══ Supplied material
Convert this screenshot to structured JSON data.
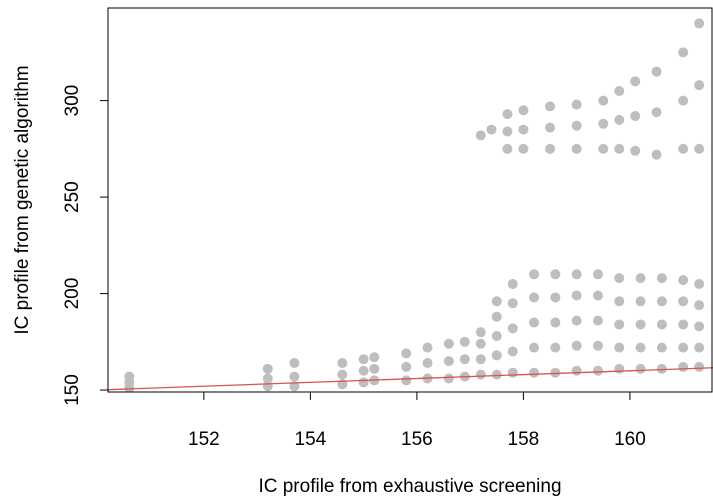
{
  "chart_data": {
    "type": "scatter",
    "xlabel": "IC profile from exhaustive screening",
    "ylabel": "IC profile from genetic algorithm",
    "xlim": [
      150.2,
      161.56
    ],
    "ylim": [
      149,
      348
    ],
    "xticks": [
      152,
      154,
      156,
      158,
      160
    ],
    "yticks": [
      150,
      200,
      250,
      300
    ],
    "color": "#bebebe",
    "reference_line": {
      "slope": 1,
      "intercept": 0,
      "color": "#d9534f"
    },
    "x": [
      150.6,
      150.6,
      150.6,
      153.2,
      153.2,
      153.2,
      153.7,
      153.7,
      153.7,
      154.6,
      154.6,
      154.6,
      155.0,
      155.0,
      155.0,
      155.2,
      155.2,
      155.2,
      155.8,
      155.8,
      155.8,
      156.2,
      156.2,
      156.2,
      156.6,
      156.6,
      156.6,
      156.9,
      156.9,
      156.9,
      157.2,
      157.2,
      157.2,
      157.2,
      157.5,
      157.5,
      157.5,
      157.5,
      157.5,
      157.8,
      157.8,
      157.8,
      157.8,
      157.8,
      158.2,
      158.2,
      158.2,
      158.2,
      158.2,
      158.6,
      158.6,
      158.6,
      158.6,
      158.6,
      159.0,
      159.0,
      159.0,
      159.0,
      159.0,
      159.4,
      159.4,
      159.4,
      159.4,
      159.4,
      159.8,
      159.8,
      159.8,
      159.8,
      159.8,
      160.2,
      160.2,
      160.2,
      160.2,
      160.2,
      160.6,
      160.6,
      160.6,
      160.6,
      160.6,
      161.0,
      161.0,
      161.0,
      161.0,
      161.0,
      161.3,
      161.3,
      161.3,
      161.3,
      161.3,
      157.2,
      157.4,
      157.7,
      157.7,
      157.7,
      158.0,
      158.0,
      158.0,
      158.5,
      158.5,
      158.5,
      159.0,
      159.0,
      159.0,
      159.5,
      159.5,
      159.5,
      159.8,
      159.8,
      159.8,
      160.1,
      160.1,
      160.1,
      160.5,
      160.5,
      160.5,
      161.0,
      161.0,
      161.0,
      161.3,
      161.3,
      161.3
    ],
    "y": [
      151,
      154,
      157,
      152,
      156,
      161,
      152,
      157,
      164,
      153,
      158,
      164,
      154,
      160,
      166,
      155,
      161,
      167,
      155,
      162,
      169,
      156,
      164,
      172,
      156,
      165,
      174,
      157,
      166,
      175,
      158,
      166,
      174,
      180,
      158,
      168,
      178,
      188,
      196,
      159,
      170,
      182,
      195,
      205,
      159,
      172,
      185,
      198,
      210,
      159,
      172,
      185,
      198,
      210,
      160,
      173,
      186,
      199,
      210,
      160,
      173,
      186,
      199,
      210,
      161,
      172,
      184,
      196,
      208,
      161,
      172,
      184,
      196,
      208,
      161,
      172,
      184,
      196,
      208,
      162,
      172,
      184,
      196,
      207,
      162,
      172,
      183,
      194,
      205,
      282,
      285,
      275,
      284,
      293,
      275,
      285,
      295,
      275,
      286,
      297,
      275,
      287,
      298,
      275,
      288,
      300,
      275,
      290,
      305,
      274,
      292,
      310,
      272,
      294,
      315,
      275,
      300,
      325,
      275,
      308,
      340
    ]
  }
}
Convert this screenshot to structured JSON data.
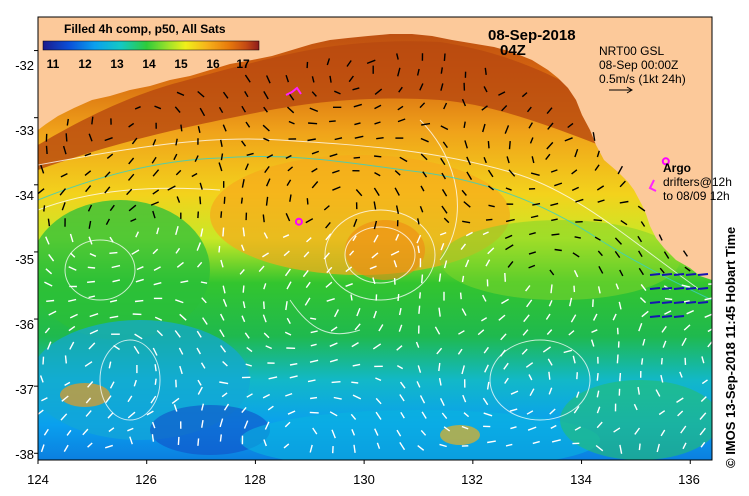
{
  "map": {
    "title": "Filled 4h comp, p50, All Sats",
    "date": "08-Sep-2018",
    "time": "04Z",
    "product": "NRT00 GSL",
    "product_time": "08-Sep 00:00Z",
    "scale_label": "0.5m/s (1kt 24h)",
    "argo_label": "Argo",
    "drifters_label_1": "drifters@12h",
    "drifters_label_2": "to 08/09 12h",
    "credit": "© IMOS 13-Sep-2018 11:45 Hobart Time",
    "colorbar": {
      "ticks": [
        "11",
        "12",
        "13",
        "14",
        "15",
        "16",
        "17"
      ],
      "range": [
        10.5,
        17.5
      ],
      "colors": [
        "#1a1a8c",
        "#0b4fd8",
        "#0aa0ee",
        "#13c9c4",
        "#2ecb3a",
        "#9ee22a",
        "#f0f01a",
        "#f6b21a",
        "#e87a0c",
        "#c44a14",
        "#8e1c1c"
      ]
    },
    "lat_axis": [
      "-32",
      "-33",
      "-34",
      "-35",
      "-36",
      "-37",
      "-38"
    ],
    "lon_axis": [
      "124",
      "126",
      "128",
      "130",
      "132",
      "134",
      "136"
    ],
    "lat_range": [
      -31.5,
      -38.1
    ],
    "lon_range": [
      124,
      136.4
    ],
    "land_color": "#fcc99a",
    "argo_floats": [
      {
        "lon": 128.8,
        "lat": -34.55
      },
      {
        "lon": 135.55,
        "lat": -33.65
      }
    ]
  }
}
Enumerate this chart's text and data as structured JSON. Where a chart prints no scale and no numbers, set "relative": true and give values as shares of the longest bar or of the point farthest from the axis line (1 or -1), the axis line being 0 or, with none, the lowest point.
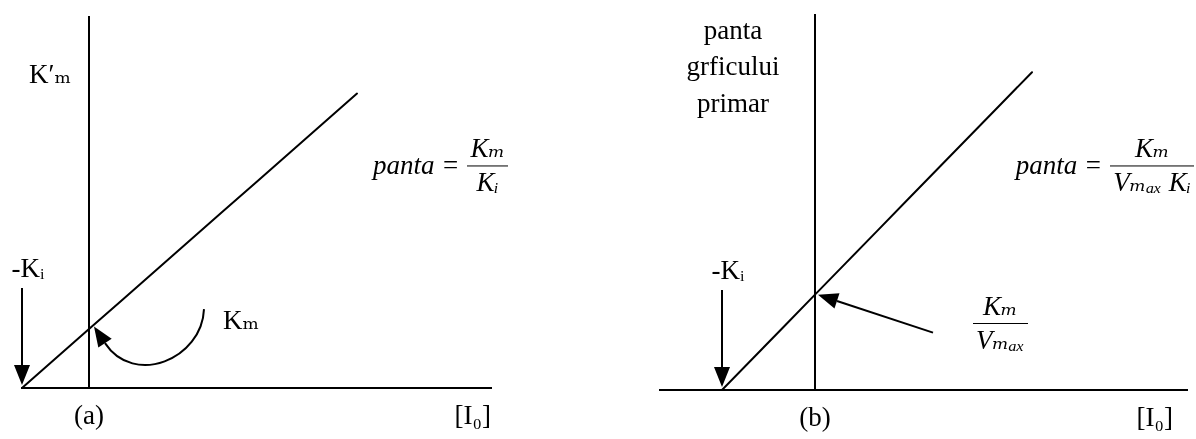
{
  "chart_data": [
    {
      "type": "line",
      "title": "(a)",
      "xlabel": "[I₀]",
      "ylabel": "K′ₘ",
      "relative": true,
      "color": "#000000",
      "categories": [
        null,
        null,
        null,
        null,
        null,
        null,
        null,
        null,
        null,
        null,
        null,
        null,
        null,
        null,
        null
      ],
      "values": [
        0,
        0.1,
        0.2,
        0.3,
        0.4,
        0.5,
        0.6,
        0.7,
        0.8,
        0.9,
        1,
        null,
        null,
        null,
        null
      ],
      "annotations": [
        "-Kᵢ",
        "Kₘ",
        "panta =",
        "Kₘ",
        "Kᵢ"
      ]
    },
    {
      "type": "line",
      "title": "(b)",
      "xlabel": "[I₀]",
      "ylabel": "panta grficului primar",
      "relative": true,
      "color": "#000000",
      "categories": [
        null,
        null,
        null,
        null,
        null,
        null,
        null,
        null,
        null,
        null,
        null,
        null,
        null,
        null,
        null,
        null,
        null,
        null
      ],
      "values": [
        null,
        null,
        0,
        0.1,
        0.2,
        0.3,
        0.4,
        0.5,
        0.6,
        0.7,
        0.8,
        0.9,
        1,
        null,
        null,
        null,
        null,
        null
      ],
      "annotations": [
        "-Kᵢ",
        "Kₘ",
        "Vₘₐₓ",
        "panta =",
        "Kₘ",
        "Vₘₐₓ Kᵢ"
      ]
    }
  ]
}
════
● Requirements: All records above are to be printed exactly, minus the pictures they contain.

● Reply to the exercise:
Convert this screenshot to structured JSON data.
{
  "chart_data": {
    "type": "scatter",
    "xlabel": "IC profile from exhaustive screening",
    "ylabel": "IC profile from genetic algorithm",
    "xlim": [
      150.2,
      161.56
    ],
    "ylim": [
      149,
      348
    ],
    "xticks": [
      152,
      154,
      156,
      158,
      160
    ],
    "yticks": [
      150,
      200,
      250,
      300
    ],
    "color": "#bebebe",
    "reference_line": {
      "slope": 1,
      "intercept": 0,
      "color": "#d9534f"
    },
    "x": [
      150.6,
      150.6,
      150.6,
      153.2,
      153.2,
      153.2,
      153.7,
      153.7,
      153.7,
      154.6,
      154.6,
      154.6,
      155.0,
      155.0,
      155.0,
      155.2,
      155.2,
      155.2,
      155.8,
      155.8,
      155.8,
      156.2,
      156.2,
      156.2,
      156.6,
      156.6,
      156.6,
      156.9,
      156.9,
      156.9,
      157.2,
      157.2,
      157.2,
      157.2,
      157.5,
      157.5,
      157.5,
      157.5,
      157.5,
      157.8,
      157.8,
      157.8,
      157.8,
      157.8,
      158.2,
      158.2,
      158.2,
      158.2,
      158.2,
      158.6,
      158.6,
      158.6,
      158.6,
      158.6,
      159.0,
      159.0,
      159.0,
      159.0,
      159.0,
      159.4,
      159.4,
      159.4,
      159.4,
      159.4,
      159.8,
      159.8,
      159.8,
      159.8,
      159.8,
      160.2,
      160.2,
      160.2,
      160.2,
      160.2,
      160.6,
      160.6,
      160.6,
      160.6,
      160.6,
      161.0,
      161.0,
      161.0,
      161.0,
      161.0,
      161.3,
      161.3,
      161.3,
      161.3,
      161.3,
      157.2,
      157.4,
      157.7,
      157.7,
      157.7,
      158.0,
      158.0,
      158.0,
      158.5,
      158.5,
      158.5,
      159.0,
      159.0,
      159.0,
      159.5,
      159.5,
      159.5,
      159.8,
      159.8,
      159.8,
      160.1,
      160.1,
      160.1,
      160.5,
      160.5,
      160.5,
      161.0,
      161.0,
      161.0,
      161.3,
      161.3,
      161.3
    ],
    "y": [
      151,
      154,
      157,
      152,
      156,
      161,
      152,
      157,
      164,
      153,
      158,
      164,
      154,
      160,
      166,
      155,
      161,
      167,
      155,
      162,
      169,
      156,
      164,
      172,
      156,
      165,
      174,
      157,
      166,
      175,
      158,
      166,
      174,
      180,
      158,
      168,
      178,
      188,
      196,
      159,
      170,
      182,
      195,
      205,
      159,
      172,
      185,
      198,
      210,
      159,
      172,
      185,
      198,
      210,
      160,
      173,
      186,
      199,
      210,
      160,
      173,
      186,
      199,
      210,
      161,
      172,
      184,
      196,
      208,
      161,
      172,
      184,
      196,
      208,
      161,
      172,
      184,
      196,
      208,
      162,
      172,
      184,
      196,
      207,
      162,
      172,
      183,
      194,
      205,
      282,
      285,
      275,
      284,
      293,
      275,
      285,
      295,
      275,
      286,
      297,
      275,
      287,
      298,
      275,
      288,
      300,
      275,
      290,
      305,
      274,
      292,
      310,
      272,
      294,
      315,
      275,
      300,
      325,
      275,
      308,
      340
    ]
  }
}
Convert this screenshot to structured JSON data.
{
  "map": {
    "title": "Filled 4h comp, p50, All Sats",
    "date": "08-Sep-2018",
    "time": "04Z",
    "product": "NRT00 GSL",
    "product_time": "08-Sep 00:00Z",
    "scale_label": "0.5m/s (1kt 24h)",
    "argo_label": "Argo",
    "drifters_label_1": "drifters@12h",
    "drifters_label_2": "to 08/09 12h",
    "credit": "© IMOS 13-Sep-2018 11:45 Hobart Time",
    "colorbar": {
      "ticks": [
        "11",
        "12",
        "13",
        "14",
        "15",
        "16",
        "17"
      ],
      "range": [
        10.5,
        17.5
      ],
      "colors": [
        "#1a1a8c",
        "#0b4fd8",
        "#0aa0ee",
        "#13c9c4",
        "#2ecb3a",
        "#9ee22a",
        "#f0f01a",
        "#f6b21a",
        "#e87a0c",
        "#c44a14",
        "#8e1c1c"
      ]
    },
    "lat_axis": [
      "-32",
      "-33",
      "-34",
      "-35",
      "-36",
      "-37",
      "-38"
    ],
    "lon_axis": [
      "124",
      "126",
      "128",
      "130",
      "132",
      "134",
      "136"
    ],
    "lat_range": [
      -31.5,
      -38.1
    ],
    "lon_range": [
      124,
      136.4
    ],
    "land_color": "#fcc99a",
    "argo_floats": [
      {
        "lon": 128.8,
        "lat": -34.55
      },
      {
        "lon": 135.55,
        "lat": -33.65
      }
    ]
  }
}
Enumerate this chart's text and data as structured JSON. Where a chart prints no scale and no numbers, set "relative": true and give values as shares of the longest bar or of the point farthest from the axis line (1 or -1), the axis line being 0 or, with none, the lowest point.
{
  "chart_data": [
    {
      "type": "line",
      "title": "(a)",
      "xlabel": "[I₀]",
      "ylabel": "K′ₘ",
      "relative": true,
      "color": "#000000",
      "categories": [
        null,
        null,
        null,
        null,
        null,
        null,
        null,
        null,
        null,
        null,
        null,
        null,
        null,
        null,
        null
      ],
      "values": [
        0,
        0.1,
        0.2,
        0.3,
        0.4,
        0.5,
        0.6,
        0.7,
        0.8,
        0.9,
        1,
        null,
        null,
        null,
        null
      ],
      "annotations": [
        "-Kᵢ",
        "Kₘ",
        "panta =",
        "Kₘ",
        "Kᵢ"
      ]
    },
    {
      "type": "line",
      "title": "(b)",
      "xlabel": "[I₀]",
      "ylabel": "panta grficului primar",
      "relative": true,
      "color": "#000000",
      "categories": [
        null,
        null,
        null,
        null,
        null,
        null,
        null,
        null,
        null,
        null,
        null,
        null,
        null,
        null,
        null,
        null,
        null,
        null
      ],
      "values": [
        null,
        null,
        0,
        0.1,
        0.2,
        0.3,
        0.4,
        0.5,
        0.6,
        0.7,
        0.8,
        0.9,
        1,
        null,
        null,
        null,
        null,
        null
      ],
      "annotations": [
        "-Kᵢ",
        "Kₘ",
        "Vₘₐₓ",
        "panta =",
        "Kₘ",
        "Vₘₐₓ Kᵢ"
      ]
    }
  ]
}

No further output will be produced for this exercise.